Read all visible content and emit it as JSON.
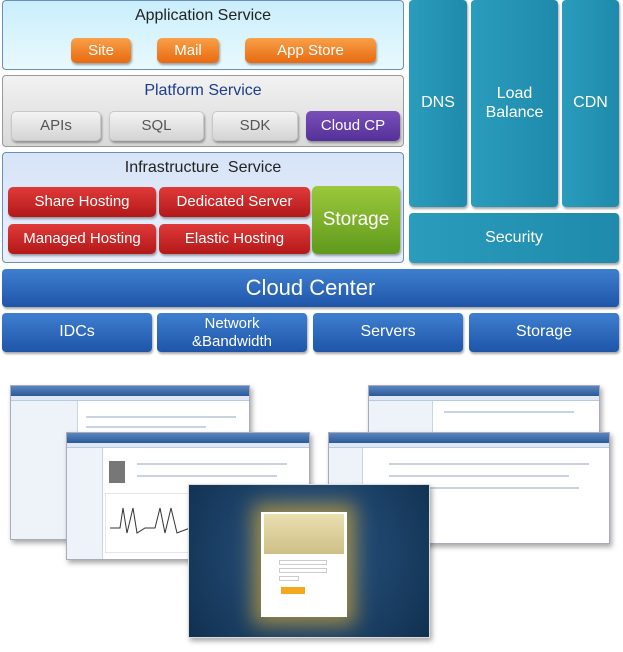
{
  "application_service": {
    "title": "Application Service",
    "items": [
      "Site",
      "Mail",
      "App Store"
    ]
  },
  "platform_service": {
    "title": "Platform Service",
    "items": [
      "APIs",
      "SQL",
      "SDK",
      "Cloud CP"
    ]
  },
  "infrastructure_service": {
    "title": "Infrastructure  Service",
    "items": [
      "Share Hosting",
      "Dedicated Server",
      "Managed Hosting",
      "Elastic Hosting"
    ],
    "storage": "Storage"
  },
  "side_services": {
    "dns": "DNS",
    "load_balance": "Load\nBalance",
    "cdn": "CDN",
    "security": "Security"
  },
  "cloud_center": "Cloud Center",
  "base_layer": [
    "IDCs",
    "Network\n&Bandwidth",
    "Servers",
    "Storage"
  ],
  "colors": {
    "orange": "#e86a10",
    "purple": "#55309a",
    "red": "#b31818",
    "green": "#6fa52a",
    "teal": "#2196b6",
    "blue": "#2a62b6"
  }
}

> **Objective**
Return all the entries word for word, but omit any pictures they contain.

> **Task solution**
Read all visible content and emit it as JSON.
{
  "application_service": {
    "title": "Application Service",
    "items": [
      "Site",
      "Mail",
      "App Store"
    ]
  },
  "platform_service": {
    "title": "Platform Service",
    "items": [
      "APIs",
      "SQL",
      "SDK",
      "Cloud CP"
    ]
  },
  "infrastructure_service": {
    "title": "Infrastructure  Service",
    "items": [
      "Share Hosting",
      "Dedicated Server",
      "Managed Hosting",
      "Elastic Hosting"
    ],
    "storage": "Storage"
  },
  "side_services": {
    "dns": "DNS",
    "load_balance": "Load\nBalance",
    "cdn": "CDN",
    "security": "Security"
  },
  "cloud_center": "Cloud Center",
  "base_layer": [
    "IDCs",
    "Network\n&Bandwidth",
    "Servers",
    "Storage"
  ],
  "colors": {
    "orange": "#e86a10",
    "purple": "#55309a",
    "red": "#b31818",
    "green": "#6fa52a",
    "teal": "#2196b6",
    "blue": "#2a62b6"
  }
}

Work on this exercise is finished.